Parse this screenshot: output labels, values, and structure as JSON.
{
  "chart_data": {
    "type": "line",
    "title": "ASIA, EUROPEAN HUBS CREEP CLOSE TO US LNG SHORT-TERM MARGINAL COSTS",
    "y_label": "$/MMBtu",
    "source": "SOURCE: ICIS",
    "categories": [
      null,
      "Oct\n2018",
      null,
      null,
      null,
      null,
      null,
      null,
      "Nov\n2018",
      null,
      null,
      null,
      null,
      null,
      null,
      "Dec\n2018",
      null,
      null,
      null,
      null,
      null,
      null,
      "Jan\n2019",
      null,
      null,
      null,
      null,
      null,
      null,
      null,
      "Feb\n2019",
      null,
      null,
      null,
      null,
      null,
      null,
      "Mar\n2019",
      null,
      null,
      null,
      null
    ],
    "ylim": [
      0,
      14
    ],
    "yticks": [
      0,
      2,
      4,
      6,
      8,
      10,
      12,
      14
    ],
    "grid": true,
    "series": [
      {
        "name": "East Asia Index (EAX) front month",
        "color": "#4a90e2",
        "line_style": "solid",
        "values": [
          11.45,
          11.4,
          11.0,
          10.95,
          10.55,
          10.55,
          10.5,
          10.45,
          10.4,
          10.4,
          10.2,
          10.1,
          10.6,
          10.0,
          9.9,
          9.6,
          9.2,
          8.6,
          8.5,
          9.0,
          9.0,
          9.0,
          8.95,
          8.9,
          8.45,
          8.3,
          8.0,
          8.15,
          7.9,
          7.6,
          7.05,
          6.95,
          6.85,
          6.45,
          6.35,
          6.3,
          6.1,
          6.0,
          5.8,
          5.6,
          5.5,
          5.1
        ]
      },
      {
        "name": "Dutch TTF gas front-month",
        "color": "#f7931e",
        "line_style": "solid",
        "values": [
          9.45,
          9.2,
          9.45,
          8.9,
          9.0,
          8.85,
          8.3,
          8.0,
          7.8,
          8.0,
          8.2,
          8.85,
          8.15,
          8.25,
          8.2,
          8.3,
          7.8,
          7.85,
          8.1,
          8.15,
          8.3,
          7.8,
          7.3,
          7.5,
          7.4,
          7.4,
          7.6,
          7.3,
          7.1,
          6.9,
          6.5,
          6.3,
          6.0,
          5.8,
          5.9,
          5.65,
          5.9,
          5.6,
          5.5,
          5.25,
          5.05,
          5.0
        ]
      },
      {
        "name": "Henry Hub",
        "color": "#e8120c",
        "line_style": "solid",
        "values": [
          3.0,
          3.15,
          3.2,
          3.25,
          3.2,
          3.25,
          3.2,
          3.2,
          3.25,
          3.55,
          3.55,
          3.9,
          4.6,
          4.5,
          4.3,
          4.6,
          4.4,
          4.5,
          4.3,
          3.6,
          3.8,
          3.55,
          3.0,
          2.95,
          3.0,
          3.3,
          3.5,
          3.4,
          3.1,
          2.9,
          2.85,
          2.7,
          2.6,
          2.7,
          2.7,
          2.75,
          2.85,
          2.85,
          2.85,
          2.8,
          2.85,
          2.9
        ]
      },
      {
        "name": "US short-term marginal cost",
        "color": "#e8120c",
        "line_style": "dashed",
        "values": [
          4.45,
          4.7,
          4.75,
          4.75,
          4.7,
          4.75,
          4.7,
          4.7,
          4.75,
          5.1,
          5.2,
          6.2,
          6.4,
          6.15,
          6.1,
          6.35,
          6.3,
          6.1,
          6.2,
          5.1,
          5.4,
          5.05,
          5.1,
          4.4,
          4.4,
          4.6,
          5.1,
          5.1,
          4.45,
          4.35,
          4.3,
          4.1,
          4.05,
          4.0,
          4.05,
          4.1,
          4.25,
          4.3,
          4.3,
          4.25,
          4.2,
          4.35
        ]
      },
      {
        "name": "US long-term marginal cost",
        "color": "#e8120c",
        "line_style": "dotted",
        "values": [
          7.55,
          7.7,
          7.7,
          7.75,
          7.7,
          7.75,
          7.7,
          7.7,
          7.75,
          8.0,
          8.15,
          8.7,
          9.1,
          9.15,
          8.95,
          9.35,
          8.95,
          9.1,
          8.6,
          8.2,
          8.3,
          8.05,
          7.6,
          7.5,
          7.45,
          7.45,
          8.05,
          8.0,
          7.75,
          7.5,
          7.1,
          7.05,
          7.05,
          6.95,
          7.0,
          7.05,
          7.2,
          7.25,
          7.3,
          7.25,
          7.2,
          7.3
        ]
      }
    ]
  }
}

* **Written problem**
Using the material above, print every entry exactly as written.

* **Output of the exercise**
Parse this screenshot: output labels, values, and structure as JSON.
{
  "chart_data": {
    "type": "line",
    "title": "ASIA, EUROPEAN HUBS CREEP CLOSE TO US LNG SHORT-TERM MARGINAL COSTS",
    "y_label": "$/MMBtu",
    "source": "SOURCE: ICIS",
    "categories": [
      null,
      "Oct\n2018",
      null,
      null,
      null,
      null,
      null,
      null,
      "Nov\n2018",
      null,
      null,
      null,
      null,
      null,
      null,
      "Dec\n2018",
      null,
      null,
      null,
      null,
      null,
      null,
      "Jan\n2019",
      null,
      null,
      null,
      null,
      null,
      null,
      null,
      "Feb\n2019",
      null,
      null,
      null,
      null,
      null,
      null,
      "Mar\n2019",
      null,
      null,
      null,
      null
    ],
    "ylim": [
      0,
      14
    ],
    "yticks": [
      0,
      2,
      4,
      6,
      8,
      10,
      12,
      14
    ],
    "grid": true,
    "series": [
      {
        "name": "East Asia Index (EAX) front month",
        "color": "#4a90e2",
        "line_style": "solid",
        "values": [
          11.45,
          11.4,
          11.0,
          10.95,
          10.55,
          10.55,
          10.5,
          10.45,
          10.4,
          10.4,
          10.2,
          10.1,
          10.6,
          10.0,
          9.9,
          9.6,
          9.2,
          8.6,
          8.5,
          9.0,
          9.0,
          9.0,
          8.95,
          8.9,
          8.45,
          8.3,
          8.0,
          8.15,
          7.9,
          7.6,
          7.05,
          6.95,
          6.85,
          6.45,
          6.35,
          6.3,
          6.1,
          6.0,
          5.8,
          5.6,
          5.5,
          5.1
        ]
      },
      {
        "name": "Dutch TTF gas front-month",
        "color": "#f7931e",
        "line_style": "solid",
        "values": [
          9.45,
          9.2,
          9.45,
          8.9,
          9.0,
          8.85,
          8.3,
          8.0,
          7.8,
          8.0,
          8.2,
          8.85,
          8.15,
          8.25,
          8.2,
          8.3,
          7.8,
          7.85,
          8.1,
          8.15,
          8.3,
          7.8,
          7.3,
          7.5,
          7.4,
          7.4,
          7.6,
          7.3,
          7.1,
          6.9,
          6.5,
          6.3,
          6.0,
          5.8,
          5.9,
          5.65,
          5.9,
          5.6,
          5.5,
          5.25,
          5.05,
          5.0
        ]
      },
      {
        "name": "Henry Hub",
        "color": "#e8120c",
        "line_style": "solid",
        "values": [
          3.0,
          3.15,
          3.2,
          3.25,
          3.2,
          3.25,
          3.2,
          3.2,
          3.25,
          3.55,
          3.55,
          3.9,
          4.6,
          4.5,
          4.3,
          4.6,
          4.4,
          4.5,
          4.3,
          3.6,
          3.8,
          3.55,
          3.0,
          2.95,
          3.0,
          3.3,
          3.5,
          3.4,
          3.1,
          2.9,
          2.85,
          2.7,
          2.6,
          2.7,
          2.7,
          2.75,
          2.85,
          2.85,
          2.85,
          2.8,
          2.85,
          2.9
        ]
      },
      {
        "name": "US short-term marginal cost",
        "color": "#e8120c",
        "line_style": "dashed",
        "values": [
          4.45,
          4.7,
          4.75,
          4.75,
          4.7,
          4.75,
          4.7,
          4.7,
          4.75,
          5.1,
          5.2,
          6.2,
          6.4,
          6.15,
          6.1,
          6.35,
          6.3,
          6.1,
          6.2,
          5.1,
          5.4,
          5.05,
          5.1,
          4.4,
          4.4,
          4.6,
          5.1,
          5.1,
          4.45,
          4.35,
          4.3,
          4.1,
          4.05,
          4.0,
          4.05,
          4.1,
          4.25,
          4.3,
          4.3,
          4.25,
          4.2,
          4.35
        ]
      },
      {
        "name": "US long-term marginal cost",
        "color": "#e8120c",
        "line_style": "dotted",
        "values": [
          7.55,
          7.7,
          7.7,
          7.75,
          7.7,
          7.75,
          7.7,
          7.7,
          7.75,
          8.0,
          8.15,
          8.7,
          9.1,
          9.15,
          8.95,
          9.35,
          8.95,
          9.1,
          8.6,
          8.2,
          8.3,
          8.05,
          7.6,
          7.5,
          7.45,
          7.45,
          8.05,
          8.0,
          7.75,
          7.5,
          7.1,
          7.05,
          7.05,
          6.95,
          7.0,
          7.05,
          7.2,
          7.25,
          7.3,
          7.25,
          7.2,
          7.3
        ]
      }
    ]
  }
}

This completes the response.